Dataset rows about figures:
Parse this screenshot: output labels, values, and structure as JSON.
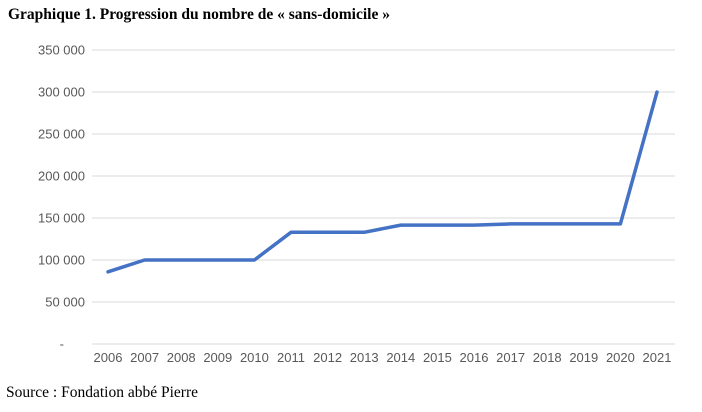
{
  "title": "Graphique 1. Progression du nombre de « sans-domicile »",
  "source": "Source : Fondation abbé Pierre",
  "chart_data": {
    "type": "line",
    "title": "Graphique 1. Progression du nombre de « sans-domicile »",
    "x": [
      "2006",
      "2007",
      "2008",
      "2009",
      "2010",
      "2011",
      "2012",
      "2013",
      "2014",
      "2015",
      "2016",
      "2017",
      "2018",
      "2019",
      "2020",
      "2021"
    ],
    "values": [
      86000,
      100000,
      100000,
      100000,
      100000,
      133000,
      133000,
      133000,
      141500,
      141500,
      141500,
      143000,
      143000,
      143000,
      143000,
      300000
    ],
    "ylim": [
      0,
      350000
    ],
    "ytick_step": 50000,
    "ytick_labels": [
      "-",
      "50 000",
      "100 000",
      "150 000",
      "200 000",
      "250 000",
      "300 000",
      "350 000"
    ],
    "xlabel": "",
    "ylabel": "",
    "grid": true,
    "legend": false,
    "line_color": "#4472C4",
    "gridline_color": "#DADADA",
    "tick_label_color": "#595959"
  }
}
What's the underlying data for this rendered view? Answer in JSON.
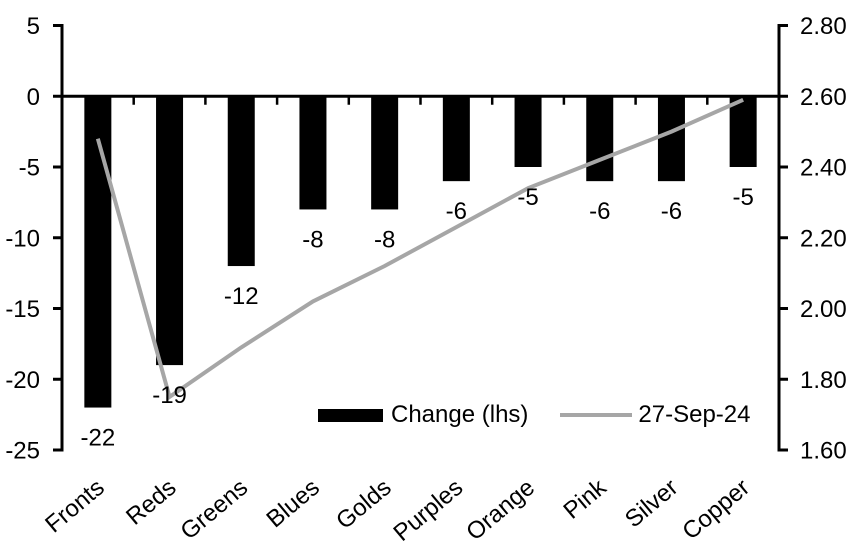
{
  "chart_data": {
    "type": "bar",
    "subtype": "bar+line combo, dual axis",
    "title": "",
    "categories": [
      "Fronts",
      "Reds",
      "Greens",
      "Blues",
      "Golds",
      "Purples",
      "Orange",
      "Pink",
      "Silver",
      "Copper"
    ],
    "series": [
      {
        "name": "Change (lhs)",
        "type": "bar",
        "axis": "left",
        "color": "#000000",
        "values": [
          -22,
          -19,
          -12,
          -8,
          -8,
          -6,
          -5,
          -6,
          -6,
          -5
        ],
        "data_labels": [
          "-22",
          "-19",
          "-12",
          "-8",
          "-8",
          "-6",
          "-5",
          "-6",
          "-6",
          "-5"
        ]
      },
      {
        "name": "27-Sep-24",
        "type": "line",
        "axis": "right",
        "color": "#A6A6A6",
        "values": [
          2.48,
          1.75,
          1.89,
          2.02,
          2.12,
          2.23,
          2.34,
          2.42,
          2.5,
          2.59
        ]
      }
    ],
    "left_axis": {
      "min": -25,
      "max": 5,
      "ticks": [
        5,
        0,
        -5,
        -10,
        -15,
        -20,
        -25
      ]
    },
    "right_axis": {
      "min": 1.6,
      "max": 2.8,
      "ticks": [
        "2.80",
        "2.60",
        "2.40",
        "2.20",
        "2.00",
        "1.80",
        "1.60"
      ]
    },
    "grid": "off",
    "legend_position": "bottom-center-inside"
  },
  "legend": {
    "bar_label": "Change (lhs)",
    "line_label": "27-Sep-24"
  },
  "colors": {
    "bar": "#000000",
    "line": "#A6A6A6",
    "axis": "#000000",
    "background": "#FFFFFF"
  }
}
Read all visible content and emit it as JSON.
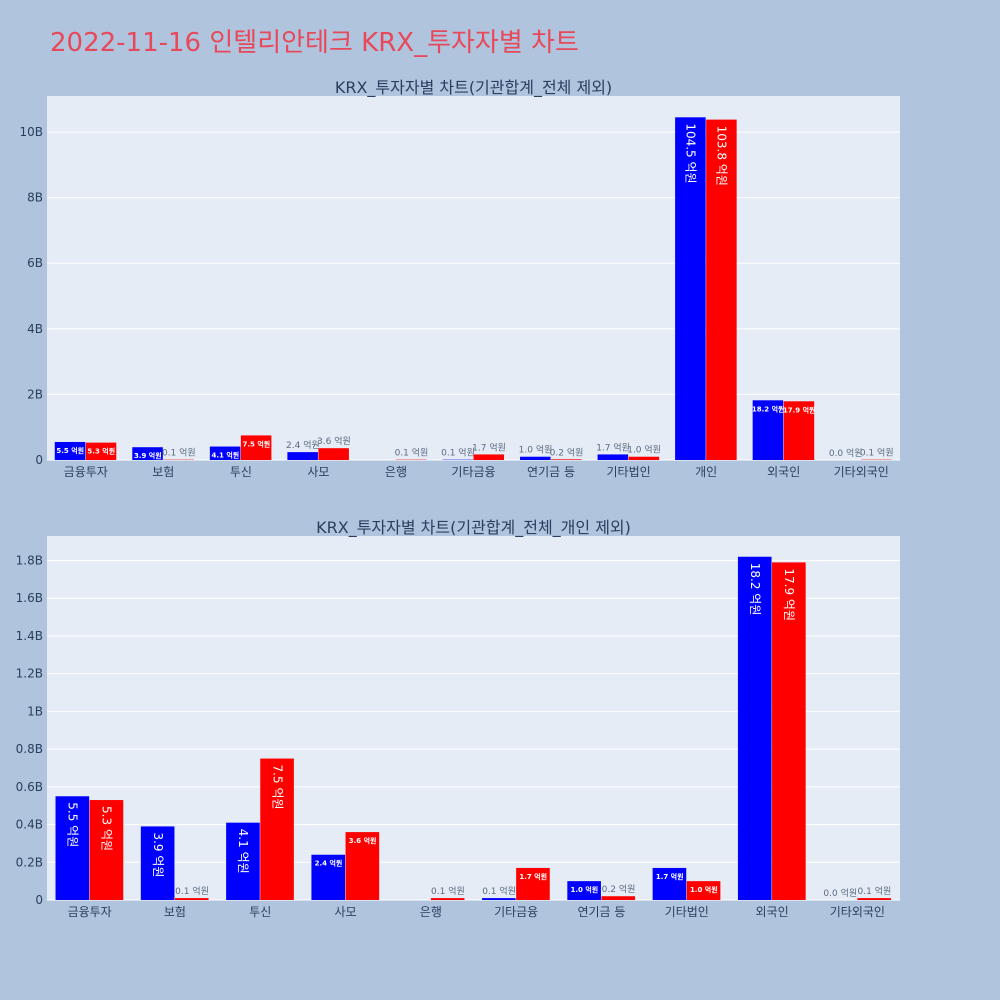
{
  "page_title": "2022-11-16 인텔리안테크 KRX_투자자별 차트",
  "colors": {
    "background": "#b0c4de",
    "plot_background": "#e5ecf6",
    "series_a": "#0000ff",
    "series_b": "#ff0000",
    "title_color": "#e8495a"
  },
  "chart_data": [
    {
      "type": "bar",
      "title": "KRX_투자자별 차트(기관합계_전체 제외)",
      "categories": [
        "금융투자",
        "보험",
        "투신",
        "사모",
        "은행",
        "기타금융",
        "연기금 등",
        "기타법인",
        "개인",
        "외국인",
        "기타외국인"
      ],
      "series": [
        {
          "color": "#0000ff",
          "values": [
            550000000.0,
            390000000.0,
            410000000.0,
            240000000.0,
            0,
            10000000.0,
            100000000.0,
            170000000.0,
            10450000000.0,
            1820000000.0,
            0
          ],
          "labels": [
            "5.5 억원",
            "3.9 억원",
            "4.1 억원",
            "2.4 억원",
            "",
            "0.1 억원",
            "1.0 억원",
            "1.7 억원",
            "104.5 억원",
            "18.2 억원",
            "0.0 억원"
          ]
        },
        {
          "color": "#ff0000",
          "values": [
            530000000.0,
            10000000.0,
            750000000.0,
            360000000.0,
            10000000.0,
            170000000.0,
            20000000.0,
            100000000.0,
            10380000000.0,
            1790000000.0,
            10000000.0
          ],
          "labels": [
            "5.3 억원",
            "0.1 억원",
            "7.5 억원",
            "3.6 억원",
            "0.1 억원",
            "1.7 억원",
            "0.2 억원",
            "1.0 억원",
            "103.8 억원",
            "17.9 억원",
            "0.1 억원"
          ]
        }
      ],
      "ylim": [
        0,
        11100000000.0
      ],
      "yticks": [
        0,
        2000000000.0,
        4000000000.0,
        6000000000.0,
        8000000000.0,
        10000000000.0
      ],
      "ytick_labels": [
        "0",
        "2B",
        "4B",
        "6B",
        "8B",
        "10B"
      ],
      "grid": true
    },
    {
      "type": "bar",
      "title": "KRX_투자자별 차트(기관합계_전체_개인 제외)",
      "categories": [
        "금융투자",
        "보험",
        "투신",
        "사모",
        "은행",
        "기타금융",
        "연기금 등",
        "기타법인",
        "외국인",
        "기타외국인"
      ],
      "series": [
        {
          "color": "#0000ff",
          "values": [
            550000000.0,
            390000000.0,
            410000000.0,
            240000000.0,
            0,
            10000000.0,
            100000000.0,
            170000000.0,
            1820000000.0,
            0
          ],
          "labels": [
            "5.5 억원",
            "3.9 억원",
            "4.1 억원",
            "2.4 억원",
            "",
            "0.1 억원",
            "1.0 억원",
            "1.7 억원",
            "18.2 억원",
            "0.0 억원"
          ]
        },
        {
          "color": "#ff0000",
          "values": [
            530000000.0,
            10000000.0,
            750000000.0,
            360000000.0,
            10000000.0,
            170000000.0,
            20000000.0,
            100000000.0,
            1790000000.0,
            10000000.0
          ],
          "labels": [
            "5.3 억원",
            "0.1 억원",
            "7.5 억원",
            "3.6 억원",
            "0.1 억원",
            "1.7 억원",
            "0.2 억원",
            "1.0 억원",
            "17.9 억원",
            "0.1 억원"
          ]
        }
      ],
      "ylim": [
        0,
        1930000000.0
      ],
      "yticks": [
        0,
        200000000.0,
        400000000.0,
        600000000.0,
        800000000.0,
        1000000000.0,
        1200000000.0,
        1400000000.0,
        1600000000.0,
        1800000000.0
      ],
      "ytick_labels": [
        "0",
        "0.2B",
        "0.4B",
        "0.6B",
        "0.8B",
        "1B",
        "1.2B",
        "1.4B",
        "1.6B",
        "1.8B"
      ],
      "grid": true
    }
  ]
}
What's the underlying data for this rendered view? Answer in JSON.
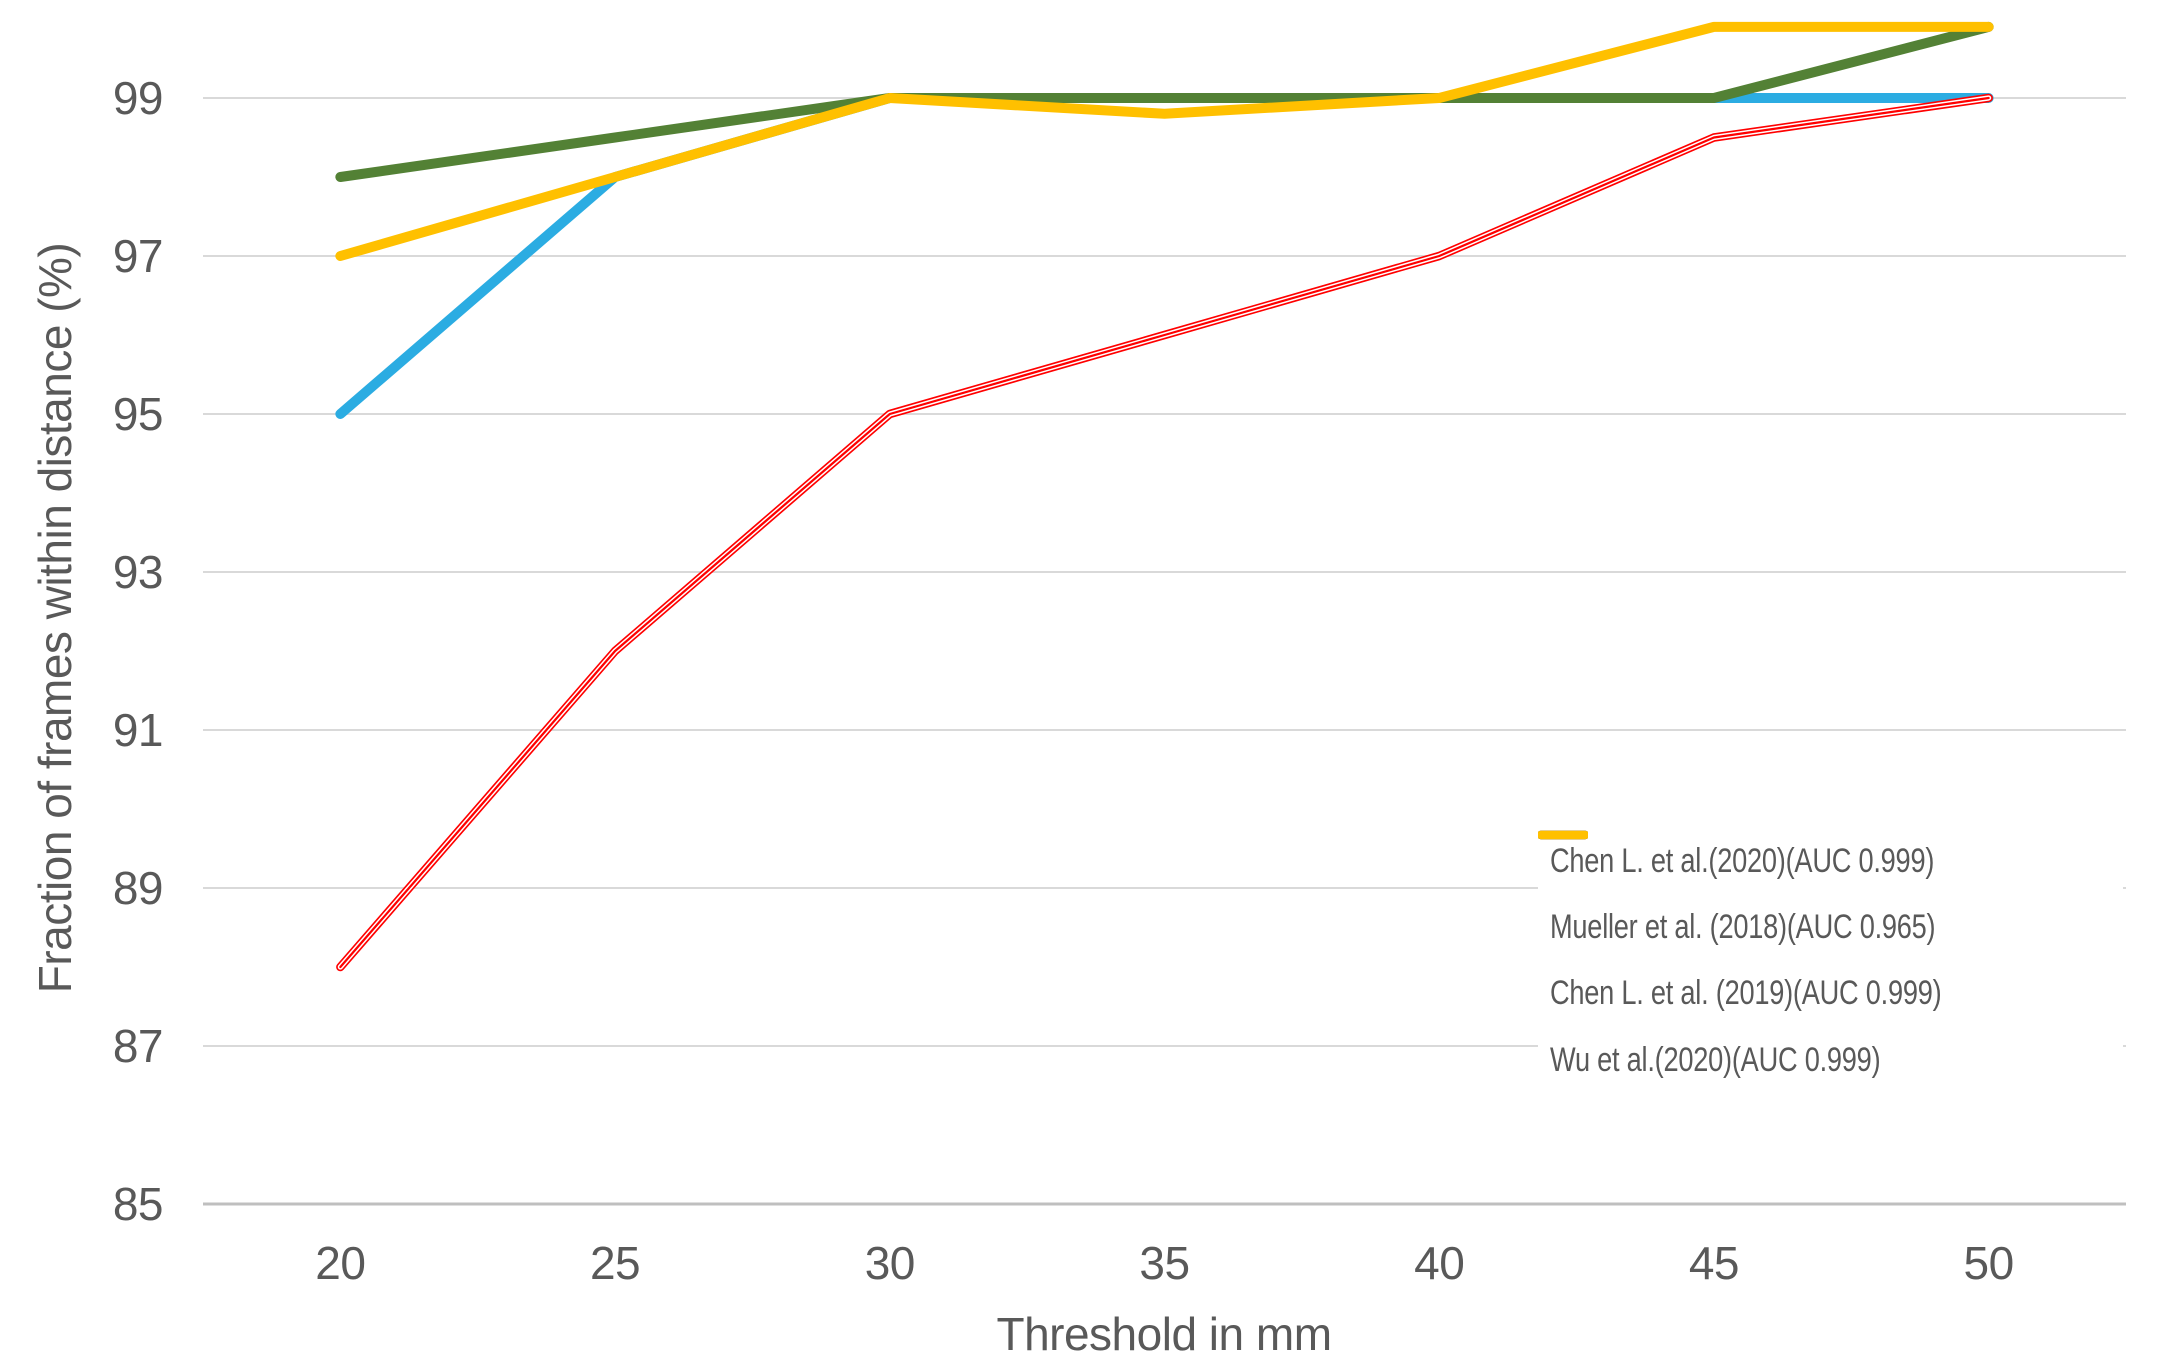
{
  "chart_data": {
    "type": "line",
    "title": "",
    "xlabel": "Threshold in mm",
    "ylabel": "Fraction of frames within distance (%)",
    "x": [
      20,
      25,
      30,
      35,
      40,
      45,
      50
    ],
    "x_ticks": [
      "20",
      "25",
      "30",
      "35",
      "40",
      "45",
      "50"
    ],
    "y_ticks": [
      85,
      87,
      89,
      91,
      93,
      95,
      97,
      99
    ],
    "ylim": [
      85,
      100.05
    ],
    "grid": "horizontal",
    "legend_position": "inside-right",
    "series": [
      {
        "name": "Chen L. et al.(2020)(AUC 0.999)",
        "color": "#2BACE2",
        "style": "solid",
        "values": [
          95,
          98,
          99,
          99,
          99,
          99,
          99
        ]
      },
      {
        "name": "Mueller et al. (2018)(AUC 0.965)",
        "color": "#FF0000",
        "style": "striped",
        "values": [
          88,
          92,
          95,
          96,
          97,
          98.5,
          99
        ]
      },
      {
        "name": "Chen L. et al. (2019)(AUC 0.999)",
        "color": "#538135",
        "style": "solid",
        "values": [
          98,
          98.5,
          99,
          99,
          99,
          99,
          99.9
        ]
      },
      {
        "name": "Wu et al.(2020)(AUC 0.999)",
        "color": "#FFC000",
        "style": "solid",
        "values": [
          97,
          98,
          99,
          98.8,
          99,
          99.9,
          99.9
        ]
      }
    ],
    "colors": {
      "text": "#595959",
      "grid": "#D9D9D9",
      "axis": "#BFBFBF",
      "background": "#FFFFFF"
    }
  }
}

> Short exercise:
Identify which lines contain the word "nombre" and copy each one.

> Solution:
  "title": "Graphique 1. Progression du nombre de « sans-domicile »",
    "title": "Graphique 1. Progression du nombre de « sans-domicile »",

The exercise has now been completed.